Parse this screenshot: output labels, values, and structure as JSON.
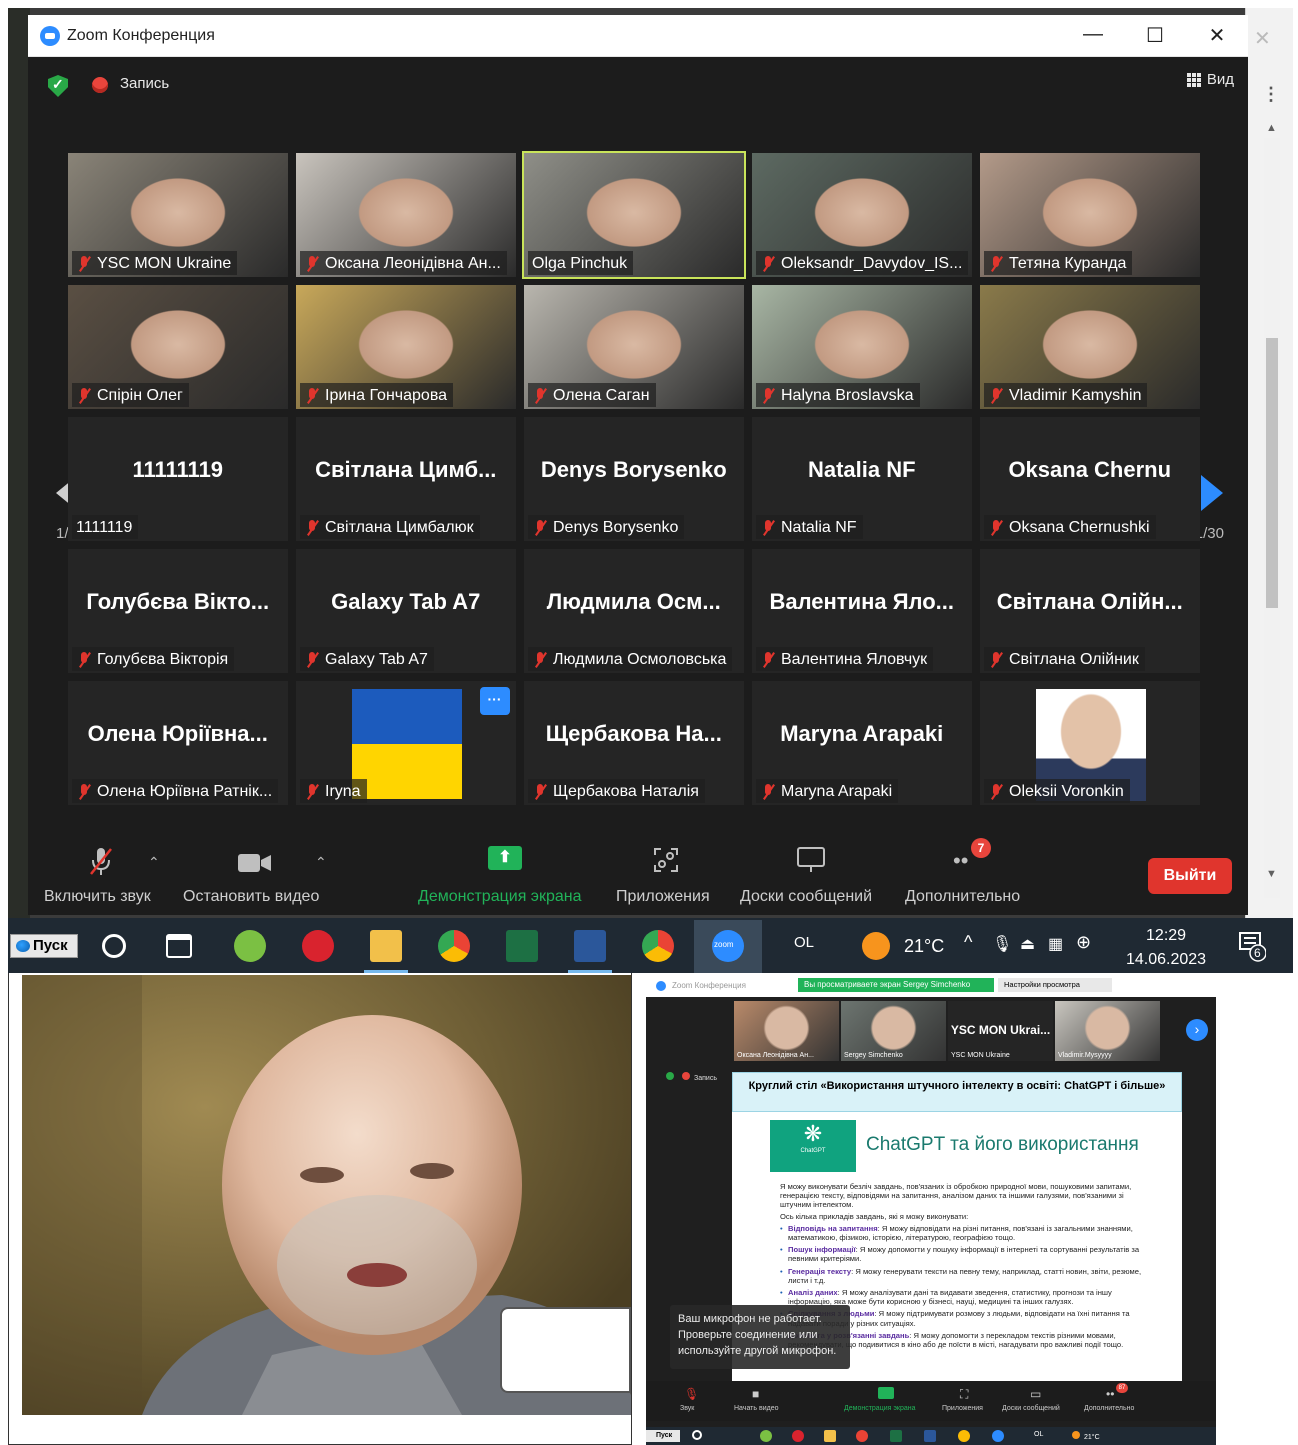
{
  "window": {
    "title": "Zoom Конференция",
    "minimize": "—",
    "maximize": "☐",
    "close": "✕"
  },
  "meeting_bar": {
    "record_label": "Запись",
    "view_label": "Вид"
  },
  "pager": {
    "left_count": "1/30",
    "right_count": "1/30"
  },
  "tiles": [
    [
      {
        "label": "YSC MON Ukraine",
        "type": "video",
        "muted": true,
        "bg": "#8a8478"
      },
      {
        "label": "Оксана Леонідівна Ан...",
        "type": "video",
        "muted": true,
        "bg": "#c9c4bd"
      },
      {
        "label": "Olga  Pinchuk",
        "type": "video",
        "muted": false,
        "active": true,
        "bg": "#8f8f88"
      },
      {
        "label": "Oleksandr_Davydov_IS...",
        "type": "video",
        "muted": true,
        "bg": "#5d6a62"
      },
      {
        "label": "Тетяна Куранда",
        "type": "video",
        "muted": true,
        "bg": "#b39a89"
      }
    ],
    [
      {
        "label": "Спірін Олег",
        "type": "video",
        "muted": true,
        "bg": "#5a4f43"
      },
      {
        "label": "Ірина Гончарова",
        "type": "video",
        "muted": true,
        "bg": "#c8a85a"
      },
      {
        "label": "Олена Саган",
        "type": "video",
        "muted": true,
        "bg": "#b9b6ae"
      },
      {
        "label": "Halyna Broslavska",
        "type": "video",
        "muted": true,
        "bg": "#a8b6a4"
      },
      {
        "label": "Vladimir Kamyshin",
        "type": "video",
        "muted": true,
        "bg": "#8a7a4a"
      }
    ],
    [
      {
        "label": "1111119",
        "big": "11111119",
        "type": "name",
        "muted": false
      },
      {
        "label": "Світлана Цимбалюк",
        "big": "Світлана Цимб...",
        "type": "name",
        "muted": true
      },
      {
        "label": "Denys Borysenko",
        "big": "Denys Borysenko",
        "type": "name",
        "muted": true
      },
      {
        "label": "Natalia NF",
        "big": "Natalia NF",
        "type": "name",
        "muted": true
      },
      {
        "label": "Oksana Chernushki",
        "big": "Oksana  Chernu",
        "type": "name",
        "muted": true
      }
    ],
    [
      {
        "label": "Голубєва Вікторія",
        "big": "Голубєва Вікто...",
        "type": "name",
        "muted": true
      },
      {
        "label": "Galaxy Tab A7",
        "big": "Galaxy Tab A7",
        "type": "name",
        "muted": true
      },
      {
        "label": "Людмила Осмоловська",
        "big": "Людмила Осм...",
        "type": "name",
        "muted": true
      },
      {
        "label": "Валентина Яловчук",
        "big": "Валентина Яло...",
        "type": "name",
        "muted": true
      },
      {
        "label": "Світлана Олійник",
        "big": "Світлана Олійн...",
        "type": "name",
        "muted": true
      }
    ],
    [
      {
        "label": "Олена Юріївна Ратнік...",
        "big": "Олена Юріївна...",
        "type": "name",
        "muted": true
      },
      {
        "label": "Iryna",
        "type": "flag",
        "muted": true,
        "more": "···"
      },
      {
        "label": "Щербакова Наталія",
        "big": "Щербакова На...",
        "type": "name",
        "muted": true
      },
      {
        "label": "Maryna Arapaki",
        "big": "Maryna Arapaki",
        "type": "name",
        "muted": true
      },
      {
        "label": "Oleksii Voronkin",
        "type": "portrait",
        "muted": true
      }
    ]
  ],
  "toolbar": {
    "unmute": "Включить звук",
    "stop_video": "Остановить видео",
    "share": "Демонстрация экрана",
    "apps": "Приложения",
    "whiteboards": "Доски сообщений",
    "more": "Дополнительно",
    "more_badge": "7",
    "leave": "Выйти"
  },
  "taskbar": {
    "start": "Пуск",
    "lang": "OL",
    "weather": "21°C",
    "time": "12:29",
    "date": "14.06.2023",
    "notif_count": "6",
    "zoom_label": "zoom"
  },
  "right_shot": {
    "title": "Zoom Конференция",
    "share_banner": "Вы просматриваете экран Sergey Simchenko",
    "view_settings": "Настройки просмотра",
    "thumbs": [
      {
        "name": "Оксана Леонідівна Ан...",
        "type": "video",
        "bg": "#b98a6a"
      },
      {
        "name": "Sergey Simchenko",
        "type": "video",
        "bg": "#6d7570"
      },
      {
        "name": "YSC MON Ukraine",
        "big": "YSC MON Ukrai...",
        "type": "name"
      },
      {
        "name": "Vladimir.Mysyyyy",
        "type": "video",
        "bg": "#c9c6bf"
      }
    ],
    "record": "Запись",
    "slide_heading": "Круглий стіл «Використання штучного інтелекту в освіті: ChatGPT і більше»",
    "slide_logo": "ChatGPT",
    "slide_title": "ChatGPT  та його використання",
    "slide_intro": "Я можу виконувати безліч завдань, пов'язаних із обробкою природної мови, пошуковими запитами, генерацією тексту, відповідями на запитання, аналізом даних та іншими галузями, пов'язаними зі штучним інтелектом.",
    "slide_lead": "Ось кілька прикладів завдань, які я можу виконувати:",
    "slide_items": [
      {
        "head": "Відповідь на запитання",
        "text": ": Я можу відповідати на різні питання, пов'язані із загальними знаннями, математикою, фізикою, історією, літературою, географією тощо."
      },
      {
        "head": "Пошук інформації",
        "text": ": Я можу допомогти у пошуку інформації в інтернеті та сортуванні результатів за певними критеріями."
      },
      {
        "head": "Генерація тексту",
        "text": ": Я можу генерувати тексти на певну тему, наприклад, статті новин, звіти, резюме, листи і т.д."
      },
      {
        "head": "Аналіз даних",
        "text": ": Я можу аналізувати дані та видавати зведення, статистику, прогнози та іншу інформацію, яка може бути корисною у бізнесі, науці, медицині та інших галузях."
      },
      {
        "head": "Спілкування з людьми",
        "text": ": Я можу підтримувати розмову з людьми, відповідати на їхні питання та надавати поради у різних ситуаціях."
      },
      {
        "head": "Допомога у розв'язанні завдань",
        "text": ": Я можу допомогти з перекладом текстів різними мовами, рекомендувати, що подивитися в кіно або де поїсти в місті, нагадувати про важливі події тощо."
      }
    ],
    "mic_tip": "Ваш микрофон не работает. Проверьте соединение или используйте другой микрофон.",
    "tb": {
      "sound": "Звук",
      "video": "Начать видео",
      "share": "Демонстрация экрана",
      "apps": "Приложения",
      "boards": "Доски сообщений",
      "more": "Дополнительно",
      "badge": "87"
    },
    "task": {
      "start": "Пуск",
      "lang": "OL",
      "weather": "21°C"
    }
  },
  "colors": {
    "zoom_blue": "#2d8cff",
    "share_green": "#21b359",
    "leave_red": "#e0352d",
    "active_speaker": "#c9e45a"
  }
}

- - -

Stated goal:
Set the entries down again exactly. Do not include the images.

Result of this task:
Parse this screenshot: output labels, values, and structure as JSON.
{
  "window": {
    "title": "Zoom Конференция",
    "minimize": "—",
    "maximize": "☐",
    "close": "✕"
  },
  "meeting_bar": {
    "record_label": "Запись",
    "view_label": "Вид"
  },
  "pager": {
    "left_count": "1/30",
    "right_count": "1/30"
  },
  "tiles": [
    [
      {
        "label": "YSC MON Ukraine",
        "type": "video",
        "muted": true,
        "bg": "#8a8478"
      },
      {
        "label": "Оксана Леонідівна Ан...",
        "type": "video",
        "muted": true,
        "bg": "#c9c4bd"
      },
      {
        "label": "Olga  Pinchuk",
        "type": "video",
        "muted": false,
        "active": true,
        "bg": "#8f8f88"
      },
      {
        "label": "Oleksandr_Davydov_IS...",
        "type": "video",
        "muted": true,
        "bg": "#5d6a62"
      },
      {
        "label": "Тетяна Куранда",
        "type": "video",
        "muted": true,
        "bg": "#b39a89"
      }
    ],
    [
      {
        "label": "Спірін Олег",
        "type": "video",
        "muted": true,
        "bg": "#5a4f43"
      },
      {
        "label": "Ірина Гончарова",
        "type": "video",
        "muted": true,
        "bg": "#c8a85a"
      },
      {
        "label": "Олена Саган",
        "type": "video",
        "muted": true,
        "bg": "#b9b6ae"
      },
      {
        "label": "Halyna Broslavska",
        "type": "video",
        "muted": true,
        "bg": "#a8b6a4"
      },
      {
        "label": "Vladimir Kamyshin",
        "type": "video",
        "muted": true,
        "bg": "#8a7a4a"
      }
    ],
    [
      {
        "label": "1111119",
        "big": "11111119",
        "type": "name",
        "muted": false
      },
      {
        "label": "Світлана Цимбалюк",
        "big": "Світлана Цимб...",
        "type": "name",
        "muted": true
      },
      {
        "label": "Denys Borysenko",
        "big": "Denys Borysenko",
        "type": "name",
        "muted": true
      },
      {
        "label": "Natalia NF",
        "big": "Natalia NF",
        "type": "name",
        "muted": true
      },
      {
        "label": "Oksana Chernushki",
        "big": "Oksana  Chernu",
        "type": "name",
        "muted": true
      }
    ],
    [
      {
        "label": "Голубєва Вікторія",
        "big": "Голубєва Вікто...",
        "type": "name",
        "muted": true
      },
      {
        "label": "Galaxy Tab A7",
        "big": "Galaxy Tab A7",
        "type": "name",
        "muted": true
      },
      {
        "label": "Людмила Осмоловська",
        "big": "Людмила Осм...",
        "type": "name",
        "muted": true
      },
      {
        "label": "Валентина Яловчук",
        "big": "Валентина Яло...",
        "type": "name",
        "muted": true
      },
      {
        "label": "Світлана Олійник",
        "big": "Світлана Олійн...",
        "type": "name",
        "muted": true
      }
    ],
    [
      {
        "label": "Олена Юріївна Ратнік...",
        "big": "Олена Юріївна...",
        "type": "name",
        "muted": true
      },
      {
        "label": "Iryna",
        "type": "flag",
        "muted": true,
        "more": "···"
      },
      {
        "label": "Щербакова Наталія",
        "big": "Щербакова На...",
        "type": "name",
        "muted": true
      },
      {
        "label": "Maryna Arapaki",
        "big": "Maryna Arapaki",
        "type": "name",
        "muted": true
      },
      {
        "label": "Oleksii Voronkin",
        "type": "portrait",
        "muted": true
      }
    ]
  ],
  "toolbar": {
    "unmute": "Включить звук",
    "stop_video": "Остановить видео",
    "share": "Демонстрация экрана",
    "apps": "Приложения",
    "whiteboards": "Доски сообщений",
    "more": "Дополнительно",
    "more_badge": "7",
    "leave": "Выйти"
  },
  "taskbar": {
    "start": "Пуск",
    "lang": "OL",
    "weather": "21°C",
    "time": "12:29",
    "date": "14.06.2023",
    "notif_count": "6",
    "zoom_label": "zoom"
  },
  "right_shot": {
    "title": "Zoom Конференция",
    "share_banner": "Вы просматриваете экран Sergey Simchenko",
    "view_settings": "Настройки просмотра",
    "thumbs": [
      {
        "name": "Оксана Леонідівна Ан...",
        "type": "video",
        "bg": "#b98a6a"
      },
      {
        "name": "Sergey Simchenko",
        "type": "video",
        "bg": "#6d7570"
      },
      {
        "name": "YSC MON Ukraine",
        "big": "YSC MON Ukrai...",
        "type": "name"
      },
      {
        "name": "Vladimir.Mysyyyy",
        "type": "video",
        "bg": "#c9c6bf"
      }
    ],
    "record": "Запись",
    "slide_heading": "Круглий стіл «Використання штучного інтелекту в освіті: ChatGPT і більше»",
    "slide_logo": "ChatGPT",
    "slide_title": "ChatGPT  та його використання",
    "slide_intro": "Я можу виконувати безліч завдань, пов'язаних із обробкою природної мови, пошуковими запитами, генерацією тексту, відповідями на запитання, аналізом даних та іншими галузями, пов'язаними зі штучним інтелектом.",
    "slide_lead": "Ось кілька прикладів завдань, які я можу виконувати:",
    "slide_items": [
      {
        "head": "Відповідь на запитання",
        "text": ": Я можу відповідати на різні питання, пов'язані із загальними знаннями, математикою, фізикою, історією, літературою, географією тощо."
      },
      {
        "head": "Пошук інформації",
        "text": ": Я можу допомогти у пошуку інформації в інтернеті та сортуванні результатів за певними критеріями."
      },
      {
        "head": "Генерація тексту",
        "text": ": Я можу генерувати тексти на певну тему, наприклад, статті новин, звіти, резюме, листи і т.д."
      },
      {
        "head": "Аналіз даних",
        "text": ": Я можу аналізувати дані та видавати зведення, статистику, прогнози та іншу інформацію, яка може бути корисною у бізнесі, науці, медицині та інших галузях."
      },
      {
        "head": "Спілкування з людьми",
        "text": ": Я можу підтримувати розмову з людьми, відповідати на їхні питання та надавати поради у різних ситуаціях."
      },
      {
        "head": "Допомога у розв'язанні завдань",
        "text": ": Я можу допомогти з перекладом текстів різними мовами, рекомендувати, що подивитися в кіно або де поїсти в місті, нагадувати про важливі події тощо."
      }
    ],
    "mic_tip": "Ваш микрофон не работает. Проверьте соединение или используйте другой микрофон.",
    "tb": {
      "sound": "Звук",
      "video": "Начать видео",
      "share": "Демонстрация экрана",
      "apps": "Приложения",
      "boards": "Доски сообщений",
      "more": "Дополнительно",
      "badge": "87"
    },
    "task": {
      "start": "Пуск",
      "lang": "OL",
      "weather": "21°C"
    }
  },
  "colors": {
    "zoom_blue": "#2d8cff",
    "share_green": "#21b359",
    "leave_red": "#e0352d",
    "active_speaker": "#c9e45a"
  }
}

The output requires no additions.